### WHAT THIS TASK INVOLVES
From the listing below, pull out every line where the string "color" appears.
_ _ _ _ _
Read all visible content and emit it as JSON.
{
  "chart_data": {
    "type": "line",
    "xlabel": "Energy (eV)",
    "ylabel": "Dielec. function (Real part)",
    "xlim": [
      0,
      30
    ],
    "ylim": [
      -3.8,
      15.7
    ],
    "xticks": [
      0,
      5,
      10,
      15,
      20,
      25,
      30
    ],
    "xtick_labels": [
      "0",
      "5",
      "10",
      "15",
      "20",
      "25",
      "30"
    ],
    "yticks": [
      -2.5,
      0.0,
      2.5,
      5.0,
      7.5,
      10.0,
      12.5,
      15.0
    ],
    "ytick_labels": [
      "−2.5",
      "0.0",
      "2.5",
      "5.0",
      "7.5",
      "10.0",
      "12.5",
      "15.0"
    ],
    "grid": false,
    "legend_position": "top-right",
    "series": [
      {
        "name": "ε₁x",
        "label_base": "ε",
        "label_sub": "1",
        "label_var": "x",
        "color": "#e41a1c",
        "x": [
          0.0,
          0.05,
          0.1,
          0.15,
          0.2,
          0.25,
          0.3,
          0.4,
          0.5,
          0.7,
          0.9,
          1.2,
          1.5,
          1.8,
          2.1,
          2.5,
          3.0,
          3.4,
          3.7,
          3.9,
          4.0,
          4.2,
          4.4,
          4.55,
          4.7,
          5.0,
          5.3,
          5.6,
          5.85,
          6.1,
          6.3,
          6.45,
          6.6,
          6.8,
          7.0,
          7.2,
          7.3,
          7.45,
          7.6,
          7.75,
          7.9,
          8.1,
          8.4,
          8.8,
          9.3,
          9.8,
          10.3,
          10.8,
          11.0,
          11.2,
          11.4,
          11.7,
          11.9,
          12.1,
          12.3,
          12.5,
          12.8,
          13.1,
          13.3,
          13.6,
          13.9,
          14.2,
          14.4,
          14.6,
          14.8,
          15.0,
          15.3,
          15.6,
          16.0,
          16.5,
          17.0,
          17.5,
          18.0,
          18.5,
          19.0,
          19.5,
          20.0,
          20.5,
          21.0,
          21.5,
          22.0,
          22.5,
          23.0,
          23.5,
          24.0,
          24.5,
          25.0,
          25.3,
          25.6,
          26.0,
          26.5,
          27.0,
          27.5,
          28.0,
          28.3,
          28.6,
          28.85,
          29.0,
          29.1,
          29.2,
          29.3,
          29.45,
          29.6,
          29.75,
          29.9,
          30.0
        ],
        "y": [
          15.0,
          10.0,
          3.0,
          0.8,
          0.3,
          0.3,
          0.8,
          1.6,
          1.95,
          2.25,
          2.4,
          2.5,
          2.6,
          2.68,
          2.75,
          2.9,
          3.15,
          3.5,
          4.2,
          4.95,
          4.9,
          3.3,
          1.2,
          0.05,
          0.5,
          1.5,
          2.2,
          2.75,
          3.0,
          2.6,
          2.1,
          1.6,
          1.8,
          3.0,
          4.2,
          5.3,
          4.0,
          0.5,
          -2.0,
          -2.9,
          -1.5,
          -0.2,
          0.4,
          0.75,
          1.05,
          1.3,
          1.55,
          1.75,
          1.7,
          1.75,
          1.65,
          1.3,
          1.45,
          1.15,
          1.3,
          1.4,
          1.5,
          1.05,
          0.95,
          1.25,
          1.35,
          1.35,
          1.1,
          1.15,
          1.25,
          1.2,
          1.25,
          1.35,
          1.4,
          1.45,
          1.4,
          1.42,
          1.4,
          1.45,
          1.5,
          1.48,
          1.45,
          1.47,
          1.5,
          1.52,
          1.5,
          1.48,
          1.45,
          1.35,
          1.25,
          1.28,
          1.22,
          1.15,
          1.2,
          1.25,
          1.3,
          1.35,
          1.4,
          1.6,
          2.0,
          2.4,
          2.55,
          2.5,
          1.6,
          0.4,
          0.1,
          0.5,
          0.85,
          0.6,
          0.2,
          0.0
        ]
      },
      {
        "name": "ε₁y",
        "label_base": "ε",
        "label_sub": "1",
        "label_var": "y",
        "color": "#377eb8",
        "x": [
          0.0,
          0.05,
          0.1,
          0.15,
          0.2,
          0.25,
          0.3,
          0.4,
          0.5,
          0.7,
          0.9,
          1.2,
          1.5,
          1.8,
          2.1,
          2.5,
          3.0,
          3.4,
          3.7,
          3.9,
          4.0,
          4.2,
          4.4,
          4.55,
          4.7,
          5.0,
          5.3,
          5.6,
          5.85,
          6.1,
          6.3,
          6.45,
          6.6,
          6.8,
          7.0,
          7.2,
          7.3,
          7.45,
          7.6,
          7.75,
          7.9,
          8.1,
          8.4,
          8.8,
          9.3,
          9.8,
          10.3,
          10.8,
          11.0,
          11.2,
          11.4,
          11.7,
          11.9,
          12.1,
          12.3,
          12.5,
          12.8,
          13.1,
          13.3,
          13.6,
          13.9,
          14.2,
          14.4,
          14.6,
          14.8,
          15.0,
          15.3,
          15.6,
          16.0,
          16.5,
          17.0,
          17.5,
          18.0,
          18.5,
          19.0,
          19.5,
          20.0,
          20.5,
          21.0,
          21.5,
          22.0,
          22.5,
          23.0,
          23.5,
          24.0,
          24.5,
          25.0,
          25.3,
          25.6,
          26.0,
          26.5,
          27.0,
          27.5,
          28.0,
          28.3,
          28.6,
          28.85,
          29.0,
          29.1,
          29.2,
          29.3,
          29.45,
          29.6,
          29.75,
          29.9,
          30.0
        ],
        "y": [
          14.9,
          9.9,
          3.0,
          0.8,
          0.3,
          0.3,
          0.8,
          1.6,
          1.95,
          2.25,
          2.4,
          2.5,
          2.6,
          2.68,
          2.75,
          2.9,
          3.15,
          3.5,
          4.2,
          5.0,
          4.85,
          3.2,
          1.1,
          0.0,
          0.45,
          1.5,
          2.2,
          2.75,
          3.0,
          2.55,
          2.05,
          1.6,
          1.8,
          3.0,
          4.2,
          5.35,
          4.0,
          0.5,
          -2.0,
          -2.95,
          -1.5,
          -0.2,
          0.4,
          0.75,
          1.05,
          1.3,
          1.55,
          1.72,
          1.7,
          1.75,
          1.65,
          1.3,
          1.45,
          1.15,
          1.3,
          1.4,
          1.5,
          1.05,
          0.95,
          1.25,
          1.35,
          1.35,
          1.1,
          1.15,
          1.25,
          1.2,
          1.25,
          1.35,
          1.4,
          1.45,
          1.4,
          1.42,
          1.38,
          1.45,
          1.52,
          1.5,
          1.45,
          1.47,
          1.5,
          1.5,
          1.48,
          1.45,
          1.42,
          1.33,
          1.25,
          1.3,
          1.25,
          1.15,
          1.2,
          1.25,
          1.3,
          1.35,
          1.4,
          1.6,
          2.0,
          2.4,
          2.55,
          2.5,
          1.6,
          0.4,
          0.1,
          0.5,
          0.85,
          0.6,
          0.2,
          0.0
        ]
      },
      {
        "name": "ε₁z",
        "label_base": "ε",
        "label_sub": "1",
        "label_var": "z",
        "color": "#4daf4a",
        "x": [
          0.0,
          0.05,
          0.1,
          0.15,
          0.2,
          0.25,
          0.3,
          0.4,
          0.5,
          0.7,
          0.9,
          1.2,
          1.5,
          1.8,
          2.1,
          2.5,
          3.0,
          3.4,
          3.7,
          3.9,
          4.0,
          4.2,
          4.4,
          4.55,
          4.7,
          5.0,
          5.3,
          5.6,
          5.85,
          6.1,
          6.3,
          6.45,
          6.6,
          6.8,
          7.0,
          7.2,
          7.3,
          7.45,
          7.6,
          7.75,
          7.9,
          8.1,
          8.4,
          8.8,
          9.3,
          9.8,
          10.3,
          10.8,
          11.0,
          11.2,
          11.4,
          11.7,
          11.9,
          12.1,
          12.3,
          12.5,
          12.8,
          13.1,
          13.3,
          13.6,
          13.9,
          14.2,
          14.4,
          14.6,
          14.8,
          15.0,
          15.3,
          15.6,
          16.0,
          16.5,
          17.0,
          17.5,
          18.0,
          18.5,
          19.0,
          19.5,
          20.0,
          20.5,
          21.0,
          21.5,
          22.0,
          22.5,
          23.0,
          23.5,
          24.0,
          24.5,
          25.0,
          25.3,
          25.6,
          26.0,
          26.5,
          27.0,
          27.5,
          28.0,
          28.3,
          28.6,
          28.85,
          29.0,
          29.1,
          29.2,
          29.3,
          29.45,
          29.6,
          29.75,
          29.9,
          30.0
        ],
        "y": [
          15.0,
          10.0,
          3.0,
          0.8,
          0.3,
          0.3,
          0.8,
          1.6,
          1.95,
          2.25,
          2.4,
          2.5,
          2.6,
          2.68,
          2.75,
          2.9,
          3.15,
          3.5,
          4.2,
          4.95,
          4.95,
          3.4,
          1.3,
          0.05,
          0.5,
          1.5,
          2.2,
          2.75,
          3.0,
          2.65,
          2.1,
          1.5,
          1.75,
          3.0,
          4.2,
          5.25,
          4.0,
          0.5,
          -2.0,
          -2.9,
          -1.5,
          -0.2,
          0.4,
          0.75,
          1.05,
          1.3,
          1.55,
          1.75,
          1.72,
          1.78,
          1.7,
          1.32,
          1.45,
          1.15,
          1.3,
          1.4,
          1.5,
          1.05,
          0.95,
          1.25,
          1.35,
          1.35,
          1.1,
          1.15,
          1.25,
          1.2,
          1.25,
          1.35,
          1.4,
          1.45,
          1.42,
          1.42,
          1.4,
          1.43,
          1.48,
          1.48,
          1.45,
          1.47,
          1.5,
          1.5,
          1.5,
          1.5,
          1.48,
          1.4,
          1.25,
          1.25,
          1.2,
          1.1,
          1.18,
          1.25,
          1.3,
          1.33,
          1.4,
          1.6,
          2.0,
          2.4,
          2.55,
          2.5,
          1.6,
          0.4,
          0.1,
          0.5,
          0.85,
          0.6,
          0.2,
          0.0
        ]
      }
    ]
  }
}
_ _ _ _ _
### ANSWER TO THE PROBLEM
        "color": "#e41a1c",
        "color": "#377eb8",
        "color": "#4daf4a",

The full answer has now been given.